**Task data:**

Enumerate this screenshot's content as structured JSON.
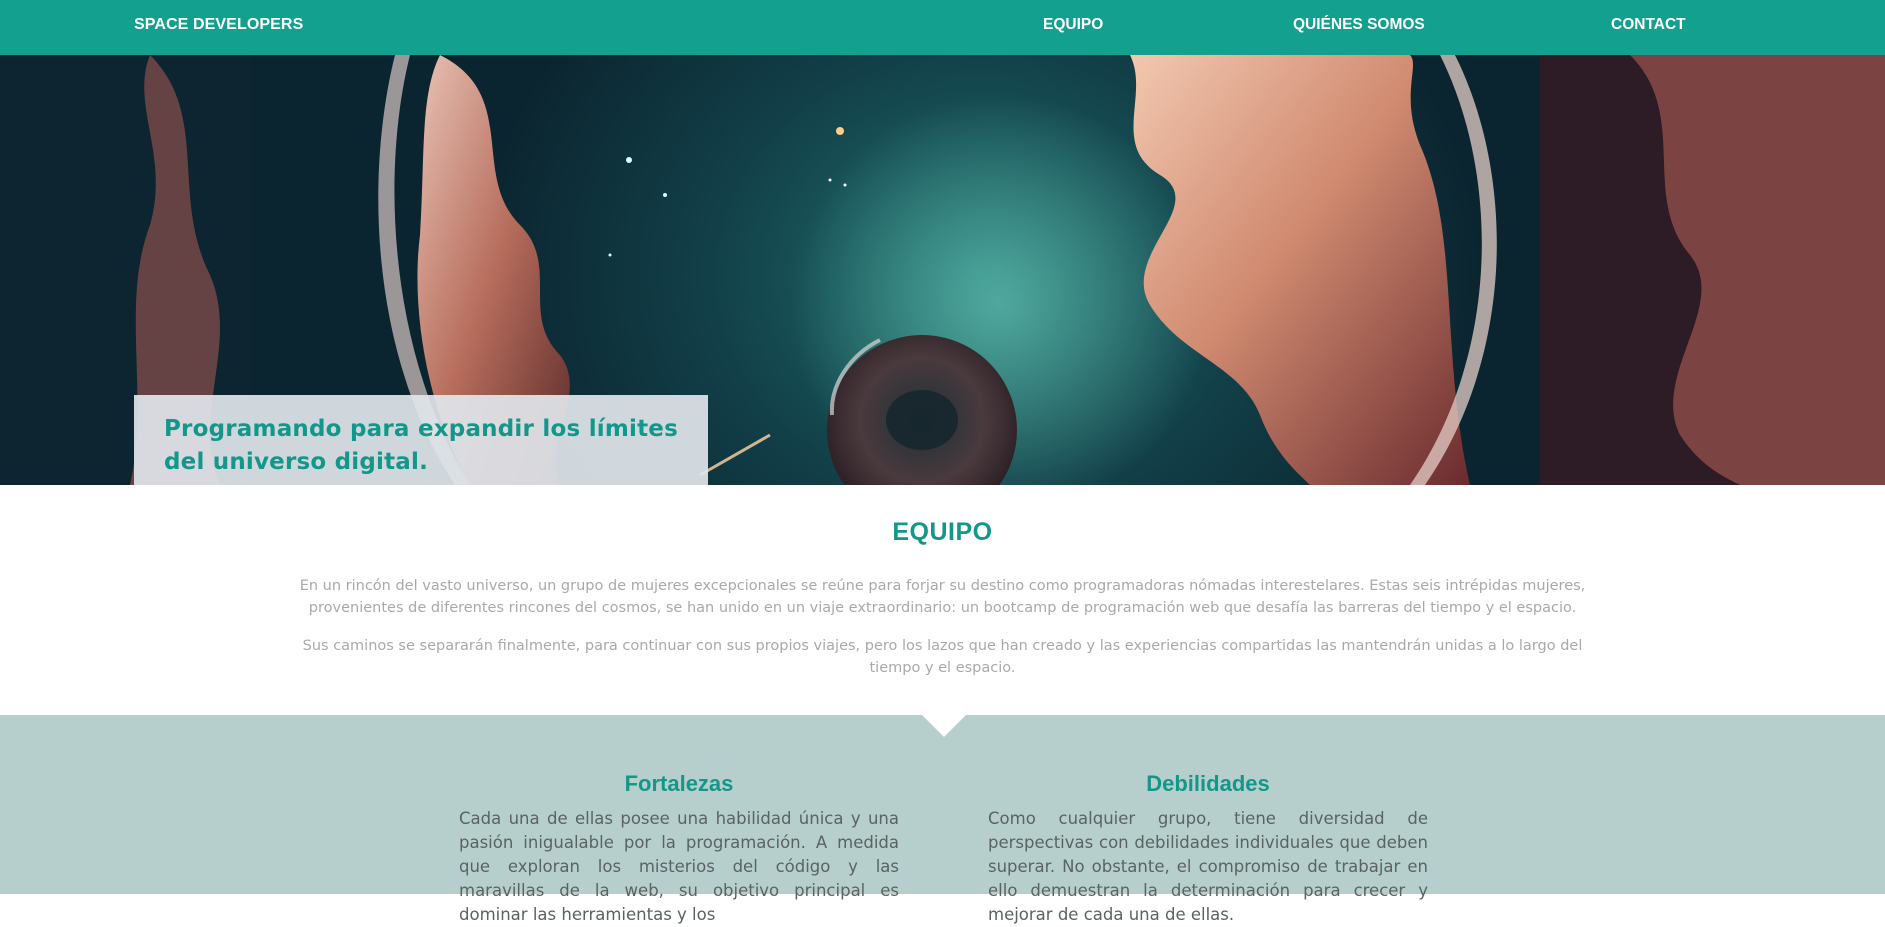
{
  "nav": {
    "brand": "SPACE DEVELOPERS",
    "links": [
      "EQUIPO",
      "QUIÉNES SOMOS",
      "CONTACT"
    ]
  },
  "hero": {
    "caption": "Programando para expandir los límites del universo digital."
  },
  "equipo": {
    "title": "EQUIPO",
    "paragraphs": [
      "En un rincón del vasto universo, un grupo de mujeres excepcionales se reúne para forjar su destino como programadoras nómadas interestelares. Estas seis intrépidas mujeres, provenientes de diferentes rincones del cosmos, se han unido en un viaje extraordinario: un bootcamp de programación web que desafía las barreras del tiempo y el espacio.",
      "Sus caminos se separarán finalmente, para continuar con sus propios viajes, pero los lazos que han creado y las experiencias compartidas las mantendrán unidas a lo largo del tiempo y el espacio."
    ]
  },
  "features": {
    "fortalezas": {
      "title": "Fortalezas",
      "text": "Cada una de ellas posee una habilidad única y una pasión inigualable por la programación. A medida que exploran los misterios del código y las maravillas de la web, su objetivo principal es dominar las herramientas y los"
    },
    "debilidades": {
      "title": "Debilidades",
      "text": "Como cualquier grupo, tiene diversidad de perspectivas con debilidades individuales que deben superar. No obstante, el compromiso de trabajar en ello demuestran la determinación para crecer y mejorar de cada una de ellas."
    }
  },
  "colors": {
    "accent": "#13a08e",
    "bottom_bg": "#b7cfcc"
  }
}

**Brief:** Copy all lines above containing the string "title".

**Finished task:**
    "title": "EQUIPO",
      "title": "Fortalezas",
      "title": "Debilidades",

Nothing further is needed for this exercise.